------ THE INPUT

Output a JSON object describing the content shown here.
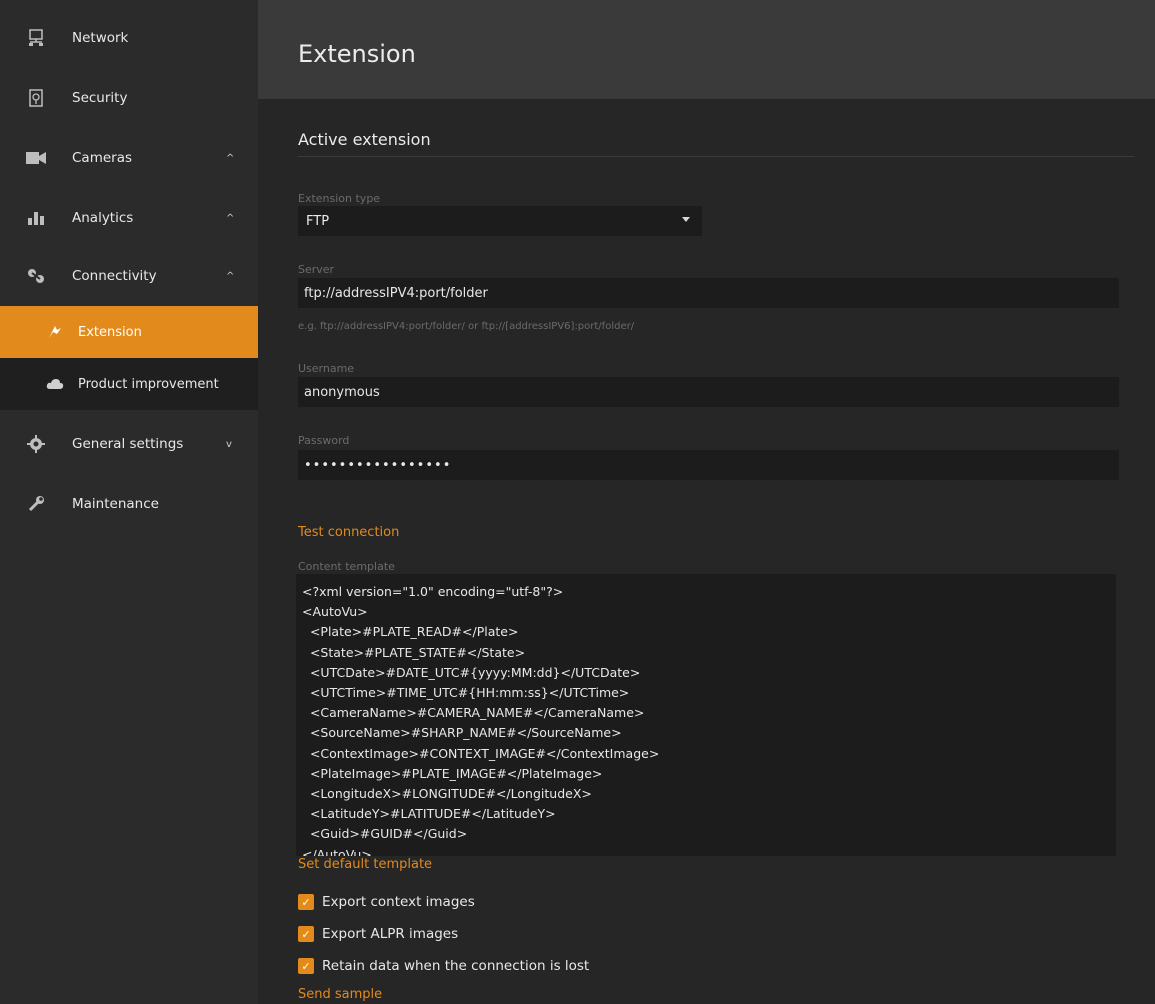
{
  "sidebar": {
    "items": [
      {
        "label": "Network",
        "icon": "network-icon"
      },
      {
        "label": "Security",
        "icon": "security-icon"
      },
      {
        "label": "Cameras",
        "icon": "camera-icon",
        "chevron": "^"
      },
      {
        "label": "Analytics",
        "icon": "analytics-icon",
        "chevron": "^"
      },
      {
        "label": "Connectivity",
        "icon": "connectivity-icon",
        "chevron": "^"
      },
      {
        "label": "General settings",
        "icon": "gear-icon",
        "chevron": "v"
      },
      {
        "label": "Maintenance",
        "icon": "wrench-icon"
      }
    ],
    "sub_items": [
      {
        "label": "Extension",
        "icon": "extension-icon",
        "active": true
      },
      {
        "label": "Product improvement",
        "icon": "cloud-icon",
        "active": false
      }
    ]
  },
  "header": {
    "title": "Extension"
  },
  "main": {
    "section_title": "Active extension",
    "extension_type": {
      "label": "Extension type",
      "value": "FTP"
    },
    "server": {
      "label": "Server",
      "value": "ftp://addressIPV4:port/folder",
      "hint": "e.g. ftp://addressIPV4:port/folder/ or ftp://[addressIPV6]:port/folder/"
    },
    "username": {
      "label": "Username",
      "value": "anonymous"
    },
    "password": {
      "label": "Password",
      "value": "•••••••••••••••••"
    },
    "test_connection": "Test connection",
    "content_template": {
      "label": "Content template",
      "lines": [
        "<?xml version=\"1.0\" encoding=\"utf-8\"?>",
        "<AutoVu>",
        "  <Plate>#PLATE_READ#</Plate>",
        "  <State>#PLATE_STATE#</State>",
        "  <UTCDate>#DATE_UTC#{yyyy:MM:dd}</UTCDate>",
        "  <UTCTime>#TIME_UTC#{HH:mm:ss}</UTCTime>",
        "  <CameraName>#CAMERA_NAME#</CameraName>",
        "  <SourceName>#SHARP_NAME#</SourceName>",
        "  <ContextImage>#CONTEXT_IMAGE#</ContextImage>",
        "  <PlateImage>#PLATE_IMAGE#</PlateImage>",
        "  <LongitudeX>#LONGITUDE#</LongitudeX>",
        "  <LatitudeY>#LATITUDE#</LatitudeY>",
        "  <Guid>#GUID#</Guid>",
        "</AutoVu>"
      ]
    },
    "set_default_template": "Set default template",
    "checkboxes": [
      {
        "label": "Export context images",
        "checked": true
      },
      {
        "label": "Export ALPR images",
        "checked": true
      },
      {
        "label": "Retain data when the connection is lost",
        "checked": true
      }
    ],
    "send_sample": "Send sample"
  },
  "colors": {
    "accent": "#e38a1c",
    "sidebar_bg": "#2b2b2b",
    "content_bg": "#262626",
    "input_bg": "#1c1c1c"
  }
}
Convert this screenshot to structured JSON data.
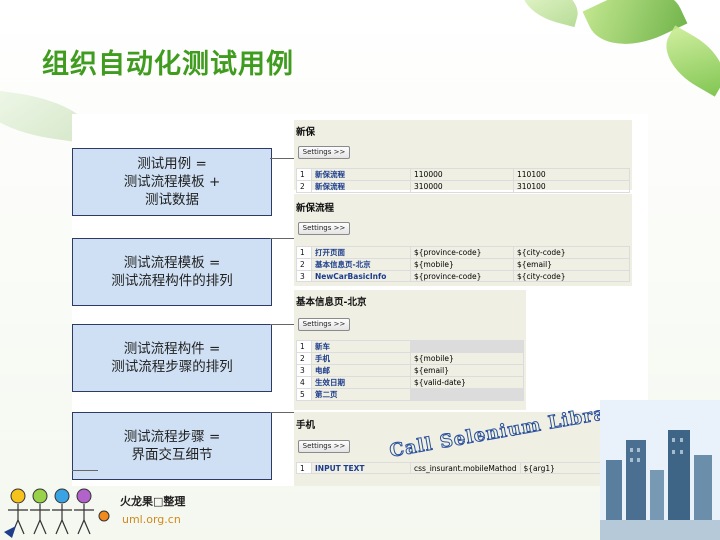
{
  "slide": {
    "title": "组织自动化测试用例"
  },
  "boxes": [
    {
      "line1": "测试用例 =",
      "line2": "测试流程模板 +",
      "line3": "测试数据"
    },
    {
      "line1": "测试流程模板 =",
      "line2": "测试流程构件的排列",
      "line3": ""
    },
    {
      "line1": "测试流程构件 =",
      "line2": "测试流程步骤的排列",
      "line3": ""
    },
    {
      "line1": "测试流程步骤 =",
      "line2": "界面交互细节",
      "line3": ""
    }
  ],
  "screenshot": {
    "settings_label": "Settings >>",
    "sections": [
      {
        "title": "新保",
        "rows": [
          {
            "num": "1",
            "name": "新保流程",
            "c2": "110000",
            "c3": "110100"
          },
          {
            "num": "2",
            "name": "新保流程",
            "c2": "310000",
            "c3": "310100"
          }
        ]
      },
      {
        "title": "新保流程",
        "rows": [
          {
            "num": "1",
            "name": "打开页面",
            "c2": "${province-code}",
            "c3": "${city-code}"
          },
          {
            "num": "2",
            "name": "基本信息页-北京",
            "c2": "${mobile}",
            "c3": "${email}"
          },
          {
            "num": "3",
            "name": "NewCarBasicInfo",
            "c2": "${province-code}",
            "c3": "${city-code}"
          }
        ]
      },
      {
        "title": "基本信息页-北京",
        "rows": [
          {
            "num": "1",
            "name": "新车",
            "c2": ""
          },
          {
            "num": "2",
            "name": "手机",
            "c2": "${mobile}"
          },
          {
            "num": "3",
            "name": "电邮",
            "c2": "${email}"
          },
          {
            "num": "4",
            "name": "生效日期",
            "c2": "${valid-date}"
          },
          {
            "num": "5",
            "name": "第二页",
            "c2": ""
          }
        ]
      },
      {
        "title": "手机",
        "rows": [
          {
            "num": "1",
            "name": "INPUT TEXT",
            "c2": "css_insurant.mobileMathod",
            "c3": "${arg1}"
          }
        ]
      }
    ],
    "watermark": "Call Selenium Library"
  },
  "footer": {
    "name": "火龙果□整理",
    "url": "uml.org.cn"
  },
  "colors": {
    "title": "#3f9c1e",
    "box_fill": "#cfe0f4",
    "box_border": "#2f3a64",
    "keyword": "#1c3c8c"
  }
}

------------

## EXERCISE TASK
Set down every entry word for word, but omit the pictures.

## ANSWER IN FULL
Output a JSON object describing the content shown here.
{
  "sidebar": {
    "items": [
      {
        "label": "Network",
        "icon": "network-icon"
      },
      {
        "label": "Security",
        "icon": "security-icon"
      },
      {
        "label": "Cameras",
        "icon": "camera-icon",
        "chevron": "^"
      },
      {
        "label": "Analytics",
        "icon": "analytics-icon",
        "chevron": "^"
      },
      {
        "label": "Connectivity",
        "icon": "connectivity-icon",
        "chevron": "^"
      },
      {
        "label": "General settings",
        "icon": "gear-icon",
        "chevron": "v"
      },
      {
        "label": "Maintenance",
        "icon": "wrench-icon"
      }
    ],
    "sub_items": [
      {
        "label": "Extension",
        "icon": "extension-icon",
        "active": true
      },
      {
        "label": "Product improvement",
        "icon": "cloud-icon",
        "active": false
      }
    ]
  },
  "header": {
    "title": "Extension"
  },
  "main": {
    "section_title": "Active extension",
    "extension_type": {
      "label": "Extension type",
      "value": "FTP"
    },
    "server": {
      "label": "Server",
      "value": "ftp://addressIPV4:port/folder",
      "hint": "e.g. ftp://addressIPV4:port/folder/ or ftp://[addressIPV6]:port/folder/"
    },
    "username": {
      "label": "Username",
      "value": "anonymous"
    },
    "password": {
      "label": "Password",
      "value": "•••••••••••••••••"
    },
    "test_connection": "Test connection",
    "content_template": {
      "label": "Content template",
      "lines": [
        "<?xml version=\"1.0\" encoding=\"utf-8\"?>",
        "<AutoVu>",
        "  <Plate>#PLATE_READ#</Plate>",
        "  <State>#PLATE_STATE#</State>",
        "  <UTCDate>#DATE_UTC#{yyyy:MM:dd}</UTCDate>",
        "  <UTCTime>#TIME_UTC#{HH:mm:ss}</UTCTime>",
        "  <CameraName>#CAMERA_NAME#</CameraName>",
        "  <SourceName>#SHARP_NAME#</SourceName>",
        "  <ContextImage>#CONTEXT_IMAGE#</ContextImage>",
        "  <PlateImage>#PLATE_IMAGE#</PlateImage>",
        "  <LongitudeX>#LONGITUDE#</LongitudeX>",
        "  <LatitudeY>#LATITUDE#</LatitudeY>",
        "  <Guid>#GUID#</Guid>",
        "</AutoVu>"
      ]
    },
    "set_default_template": "Set default template",
    "checkboxes": [
      {
        "label": "Export context images",
        "checked": true
      },
      {
        "label": "Export ALPR images",
        "checked": true
      },
      {
        "label": "Retain data when the connection is lost",
        "checked": true
      }
    ],
    "send_sample": "Send sample"
  },
  "colors": {
    "accent": "#e38a1c",
    "sidebar_bg": "#2b2b2b",
    "content_bg": "#262626",
    "input_bg": "#1c1c1c"
  }
}
Convert this screenshot to structured JSON data.
{
  "slide": {
    "title": "组织自动化测试用例"
  },
  "boxes": [
    {
      "line1": "测试用例 =",
      "line2": "测试流程模板 +",
      "line3": "测试数据"
    },
    {
      "line1": "测试流程模板 =",
      "line2": "测试流程构件的排列",
      "line3": ""
    },
    {
      "line1": "测试流程构件 =",
      "line2": "测试流程步骤的排列",
      "line3": ""
    },
    {
      "line1": "测试流程步骤 =",
      "line2": "界面交互细节",
      "line3": ""
    }
  ],
  "screenshot": {
    "settings_label": "Settings >>",
    "sections": [
      {
        "title": "新保",
        "rows": [
          {
            "num": "1",
            "name": "新保流程",
            "c2": "110000",
            "c3": "110100"
          },
          {
            "num": "2",
            "name": "新保流程",
            "c2": "310000",
            "c3": "310100"
          }
        ]
      },
      {
        "title": "新保流程",
        "rows": [
          {
            "num": "1",
            "name": "打开页面",
            "c2": "${province-code}",
            "c3": "${city-code}"
          },
          {
            "num": "2",
            "name": "基本信息页-北京",
            "c2": "${mobile}",
            "c3": "${email}"
          },
          {
            "num": "3",
            "name": "NewCarBasicInfo",
            "c2": "${province-code}",
            "c3": "${city-code}"
          }
        ]
      },
      {
        "title": "基本信息页-北京",
        "rows": [
          {
            "num": "1",
            "name": "新车",
            "c2": ""
          },
          {
            "num": "2",
            "name": "手机",
            "c2": "${mobile}"
          },
          {
            "num": "3",
            "name": "电邮",
            "c2": "${email}"
          },
          {
            "num": "4",
            "name": "生效日期",
            "c2": "${valid-date}"
          },
          {
            "num": "5",
            "name": "第二页",
            "c2": ""
          }
        ]
      },
      {
        "title": "手机",
        "rows": [
          {
            "num": "1",
            "name": "INPUT TEXT",
            "c2": "css_insurant.mobileMathod",
            "c3": "${arg1}"
          }
        ]
      }
    ],
    "watermark": "Call Selenium Library"
  },
  "footer": {
    "name": "火龙果□整理",
    "url": "uml.org.cn"
  },
  "colors": {
    "title": "#3f9c1e",
    "box_fill": "#cfe0f4",
    "box_border": "#2f3a64",
    "keyword": "#1c3c8c"
  }
}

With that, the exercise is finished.